▸ SET PROBLEM
Search the material for "total" and show all lines that contain it.

▸ SOURCE RECORDS
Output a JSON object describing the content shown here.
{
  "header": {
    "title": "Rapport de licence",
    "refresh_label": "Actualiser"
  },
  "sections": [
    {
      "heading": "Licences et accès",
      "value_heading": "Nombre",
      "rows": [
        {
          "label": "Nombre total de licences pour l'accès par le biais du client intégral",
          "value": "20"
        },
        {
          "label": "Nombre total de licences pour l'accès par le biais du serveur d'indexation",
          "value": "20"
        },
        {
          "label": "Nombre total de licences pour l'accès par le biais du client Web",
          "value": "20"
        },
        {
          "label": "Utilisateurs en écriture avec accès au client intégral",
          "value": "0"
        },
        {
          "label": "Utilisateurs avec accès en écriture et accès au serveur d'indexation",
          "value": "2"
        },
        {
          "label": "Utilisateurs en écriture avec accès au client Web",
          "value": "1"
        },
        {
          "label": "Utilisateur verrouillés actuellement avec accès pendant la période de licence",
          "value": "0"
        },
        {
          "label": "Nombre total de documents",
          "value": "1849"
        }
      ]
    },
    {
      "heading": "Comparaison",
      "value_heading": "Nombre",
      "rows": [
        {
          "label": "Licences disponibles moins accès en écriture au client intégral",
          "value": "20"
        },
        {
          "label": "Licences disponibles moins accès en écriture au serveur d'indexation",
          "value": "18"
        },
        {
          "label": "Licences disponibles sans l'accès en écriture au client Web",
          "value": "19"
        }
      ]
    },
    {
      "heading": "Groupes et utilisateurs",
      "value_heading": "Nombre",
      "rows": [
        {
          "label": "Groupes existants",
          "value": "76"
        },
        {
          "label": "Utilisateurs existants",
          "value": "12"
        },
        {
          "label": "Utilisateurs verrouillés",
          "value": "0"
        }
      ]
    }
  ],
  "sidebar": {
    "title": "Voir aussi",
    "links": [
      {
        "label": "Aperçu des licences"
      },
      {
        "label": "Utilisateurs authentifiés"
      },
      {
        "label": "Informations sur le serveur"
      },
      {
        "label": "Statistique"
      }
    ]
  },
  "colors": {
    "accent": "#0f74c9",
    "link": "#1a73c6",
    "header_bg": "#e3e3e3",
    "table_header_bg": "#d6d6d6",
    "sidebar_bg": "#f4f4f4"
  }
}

▸ RESPONSE TO THE EXERCISE
          "label": "Nombre total de licences pour l'accès par le biais du client intégral",
          "label": "Nombre total de licences pour l'accès par le biais du serveur d'indexation",
          "label": "Nombre total de licences pour l'accès par le biais du client Web",
          "label": "Nombre total de documents",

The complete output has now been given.